Problem description
Send each entry back exactly as given, pictures excluded.

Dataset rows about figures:
↓

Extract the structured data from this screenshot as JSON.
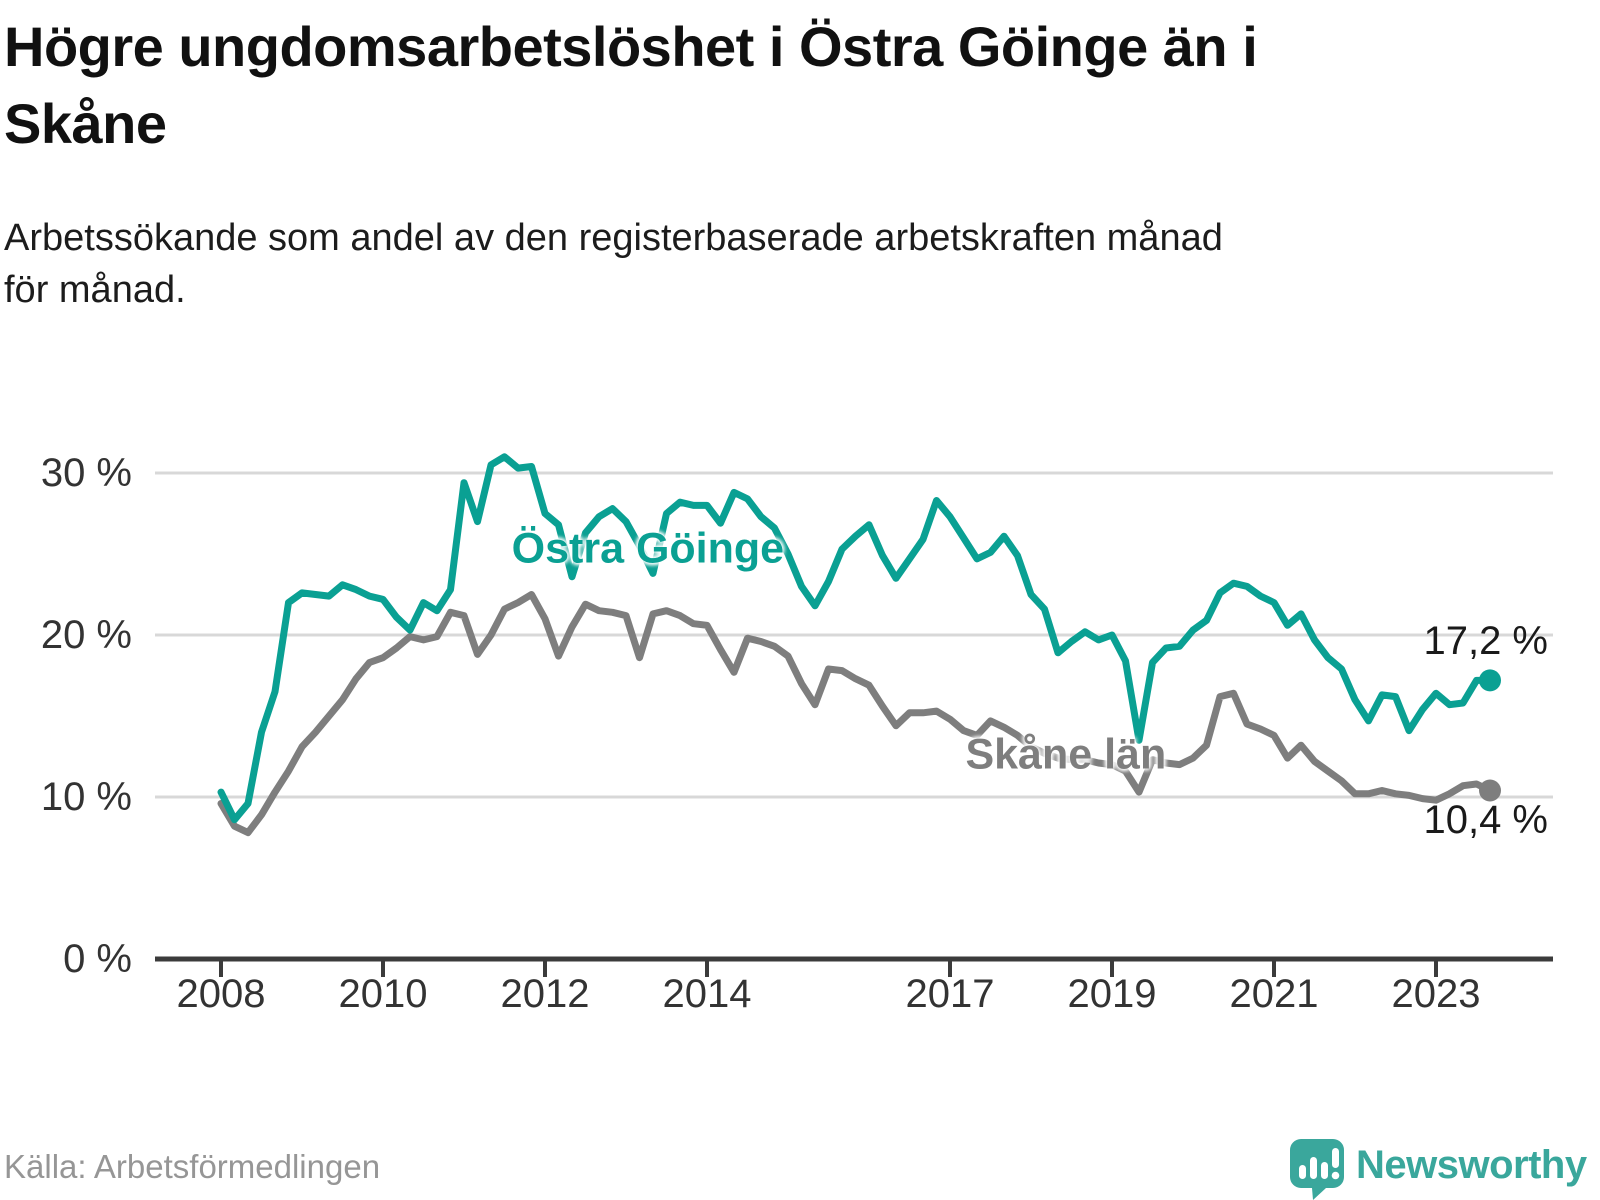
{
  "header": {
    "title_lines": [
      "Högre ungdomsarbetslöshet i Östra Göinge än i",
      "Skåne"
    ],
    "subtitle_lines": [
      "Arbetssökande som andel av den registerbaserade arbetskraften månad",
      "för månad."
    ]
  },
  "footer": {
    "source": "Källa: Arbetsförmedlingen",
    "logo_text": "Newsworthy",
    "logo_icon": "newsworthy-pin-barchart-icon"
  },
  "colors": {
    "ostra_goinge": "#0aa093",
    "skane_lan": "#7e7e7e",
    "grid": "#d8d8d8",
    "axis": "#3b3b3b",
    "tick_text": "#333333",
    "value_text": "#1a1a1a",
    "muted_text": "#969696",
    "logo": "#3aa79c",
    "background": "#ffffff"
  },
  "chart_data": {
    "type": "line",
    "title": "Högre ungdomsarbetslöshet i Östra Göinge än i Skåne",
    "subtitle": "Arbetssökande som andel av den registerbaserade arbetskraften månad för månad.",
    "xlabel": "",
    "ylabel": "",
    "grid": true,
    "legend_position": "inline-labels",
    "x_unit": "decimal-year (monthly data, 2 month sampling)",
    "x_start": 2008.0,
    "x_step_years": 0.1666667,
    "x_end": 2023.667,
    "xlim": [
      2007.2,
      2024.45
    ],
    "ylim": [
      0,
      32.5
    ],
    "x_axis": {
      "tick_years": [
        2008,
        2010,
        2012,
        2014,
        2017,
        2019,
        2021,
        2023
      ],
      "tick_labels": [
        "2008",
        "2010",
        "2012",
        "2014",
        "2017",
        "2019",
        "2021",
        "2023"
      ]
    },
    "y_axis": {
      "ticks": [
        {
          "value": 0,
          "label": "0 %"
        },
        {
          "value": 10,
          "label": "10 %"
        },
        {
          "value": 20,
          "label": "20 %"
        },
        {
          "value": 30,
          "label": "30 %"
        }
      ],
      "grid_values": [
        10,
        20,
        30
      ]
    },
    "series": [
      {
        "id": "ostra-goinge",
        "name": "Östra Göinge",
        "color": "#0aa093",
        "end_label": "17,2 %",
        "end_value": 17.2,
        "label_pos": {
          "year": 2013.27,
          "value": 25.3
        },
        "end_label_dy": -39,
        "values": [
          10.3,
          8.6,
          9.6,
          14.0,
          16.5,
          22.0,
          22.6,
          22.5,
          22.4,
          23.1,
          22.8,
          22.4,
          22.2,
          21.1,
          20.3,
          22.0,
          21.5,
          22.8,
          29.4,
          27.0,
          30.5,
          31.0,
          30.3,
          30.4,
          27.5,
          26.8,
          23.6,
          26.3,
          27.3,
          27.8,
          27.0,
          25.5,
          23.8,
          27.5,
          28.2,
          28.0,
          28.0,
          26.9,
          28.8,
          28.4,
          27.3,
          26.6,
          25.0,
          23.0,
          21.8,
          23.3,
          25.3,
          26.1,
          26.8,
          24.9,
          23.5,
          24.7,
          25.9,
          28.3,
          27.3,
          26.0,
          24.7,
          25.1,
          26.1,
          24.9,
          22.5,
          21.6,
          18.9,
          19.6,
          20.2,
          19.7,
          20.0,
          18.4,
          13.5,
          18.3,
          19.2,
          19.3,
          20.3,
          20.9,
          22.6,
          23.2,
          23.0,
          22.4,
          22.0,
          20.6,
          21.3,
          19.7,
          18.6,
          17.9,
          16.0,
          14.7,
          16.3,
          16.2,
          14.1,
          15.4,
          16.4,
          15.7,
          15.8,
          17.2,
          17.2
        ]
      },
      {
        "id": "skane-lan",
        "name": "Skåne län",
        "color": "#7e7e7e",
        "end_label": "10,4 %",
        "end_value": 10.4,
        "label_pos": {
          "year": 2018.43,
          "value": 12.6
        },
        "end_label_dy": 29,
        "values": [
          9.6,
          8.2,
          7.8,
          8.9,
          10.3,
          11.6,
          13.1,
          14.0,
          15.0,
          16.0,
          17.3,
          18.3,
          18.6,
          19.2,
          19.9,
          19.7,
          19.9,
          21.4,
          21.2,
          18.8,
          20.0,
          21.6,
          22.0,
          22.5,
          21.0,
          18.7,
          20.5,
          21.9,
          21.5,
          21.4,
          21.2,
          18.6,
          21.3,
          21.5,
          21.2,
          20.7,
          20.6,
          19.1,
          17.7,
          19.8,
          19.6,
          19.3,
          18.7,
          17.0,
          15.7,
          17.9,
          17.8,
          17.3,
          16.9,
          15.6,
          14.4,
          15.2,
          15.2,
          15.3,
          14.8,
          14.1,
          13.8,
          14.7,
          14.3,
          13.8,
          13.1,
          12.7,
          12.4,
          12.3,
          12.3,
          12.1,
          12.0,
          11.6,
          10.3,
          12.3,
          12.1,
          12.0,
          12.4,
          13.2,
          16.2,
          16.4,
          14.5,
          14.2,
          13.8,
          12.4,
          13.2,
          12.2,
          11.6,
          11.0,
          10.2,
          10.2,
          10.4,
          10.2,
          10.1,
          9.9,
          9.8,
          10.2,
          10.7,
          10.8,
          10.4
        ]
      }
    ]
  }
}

↑

Output of the task
Extract the structured data from this screenshot as JSON.
{
  "header": {
    "title_lines": [
      "Högre ungdomsarbetslöshet i Östra Göinge än i",
      "Skåne"
    ],
    "subtitle_lines": [
      "Arbetssökande som andel av den registerbaserade arbetskraften månad",
      "för månad."
    ]
  },
  "footer": {
    "source": "Källa: Arbetsförmedlingen",
    "logo_text": "Newsworthy",
    "logo_icon": "newsworthy-pin-barchart-icon"
  },
  "colors": {
    "ostra_goinge": "#0aa093",
    "skane_lan": "#7e7e7e",
    "grid": "#d8d8d8",
    "axis": "#3b3b3b",
    "tick_text": "#333333",
    "value_text": "#1a1a1a",
    "muted_text": "#969696",
    "logo": "#3aa79c",
    "background": "#ffffff"
  },
  "chart_data": {
    "type": "line",
    "title": "Högre ungdomsarbetslöshet i Östra Göinge än i Skåne",
    "subtitle": "Arbetssökande som andel av den registerbaserade arbetskraften månad för månad.",
    "xlabel": "",
    "ylabel": "",
    "grid": true,
    "legend_position": "inline-labels",
    "x_unit": "decimal-year (monthly data, 2 month sampling)",
    "x_start": 2008.0,
    "x_step_years": 0.1666667,
    "x_end": 2023.667,
    "xlim": [
      2007.2,
      2024.45
    ],
    "ylim": [
      0,
      32.5
    ],
    "x_axis": {
      "tick_years": [
        2008,
        2010,
        2012,
        2014,
        2017,
        2019,
        2021,
        2023
      ],
      "tick_labels": [
        "2008",
        "2010",
        "2012",
        "2014",
        "2017",
        "2019",
        "2021",
        "2023"
      ]
    },
    "y_axis": {
      "ticks": [
        {
          "value": 0,
          "label": "0 %"
        },
        {
          "value": 10,
          "label": "10 %"
        },
        {
          "value": 20,
          "label": "20 %"
        },
        {
          "value": 30,
          "label": "30 %"
        }
      ],
      "grid_values": [
        10,
        20,
        30
      ]
    },
    "series": [
      {
        "id": "ostra-goinge",
        "name": "Östra Göinge",
        "color": "#0aa093",
        "end_label": "17,2 %",
        "end_value": 17.2,
        "label_pos": {
          "year": 2013.27,
          "value": 25.3
        },
        "end_label_dy": -39,
        "values": [
          10.3,
          8.6,
          9.6,
          14.0,
          16.5,
          22.0,
          22.6,
          22.5,
          22.4,
          23.1,
          22.8,
          22.4,
          22.2,
          21.1,
          20.3,
          22.0,
          21.5,
          22.8,
          29.4,
          27.0,
          30.5,
          31.0,
          30.3,
          30.4,
          27.5,
          26.8,
          23.6,
          26.3,
          27.3,
          27.8,
          27.0,
          25.5,
          23.8,
          27.5,
          28.2,
          28.0,
          28.0,
          26.9,
          28.8,
          28.4,
          27.3,
          26.6,
          25.0,
          23.0,
          21.8,
          23.3,
          25.3,
          26.1,
          26.8,
          24.9,
          23.5,
          24.7,
          25.9,
          28.3,
          27.3,
          26.0,
          24.7,
          25.1,
          26.1,
          24.9,
          22.5,
          21.6,
          18.9,
          19.6,
          20.2,
          19.7,
          20.0,
          18.4,
          13.5,
          18.3,
          19.2,
          19.3,
          20.3,
          20.9,
          22.6,
          23.2,
          23.0,
          22.4,
          22.0,
          20.6,
          21.3,
          19.7,
          18.6,
          17.9,
          16.0,
          14.7,
          16.3,
          16.2,
          14.1,
          15.4,
          16.4,
          15.7,
          15.8,
          17.2,
          17.2
        ]
      },
      {
        "id": "skane-lan",
        "name": "Skåne län",
        "color": "#7e7e7e",
        "end_label": "10,4 %",
        "end_value": 10.4,
        "label_pos": {
          "year": 2018.43,
          "value": 12.6
        },
        "end_label_dy": 29,
        "values": [
          9.6,
          8.2,
          7.8,
          8.9,
          10.3,
          11.6,
          13.1,
          14.0,
          15.0,
          16.0,
          17.3,
          18.3,
          18.6,
          19.2,
          19.9,
          19.7,
          19.9,
          21.4,
          21.2,
          18.8,
          20.0,
          21.6,
          22.0,
          22.5,
          21.0,
          18.7,
          20.5,
          21.9,
          21.5,
          21.4,
          21.2,
          18.6,
          21.3,
          21.5,
          21.2,
          20.7,
          20.6,
          19.1,
          17.7,
          19.8,
          19.6,
          19.3,
          18.7,
          17.0,
          15.7,
          17.9,
          17.8,
          17.3,
          16.9,
          15.6,
          14.4,
          15.2,
          15.2,
          15.3,
          14.8,
          14.1,
          13.8,
          14.7,
          14.3,
          13.8,
          13.1,
          12.7,
          12.4,
          12.3,
          12.3,
          12.1,
          12.0,
          11.6,
          10.3,
          12.3,
          12.1,
          12.0,
          12.4,
          13.2,
          16.2,
          16.4,
          14.5,
          14.2,
          13.8,
          12.4,
          13.2,
          12.2,
          11.6,
          11.0,
          10.2,
          10.2,
          10.4,
          10.2,
          10.1,
          9.9,
          9.8,
          10.2,
          10.7,
          10.8,
          10.4
        ]
      }
    ]
  }
}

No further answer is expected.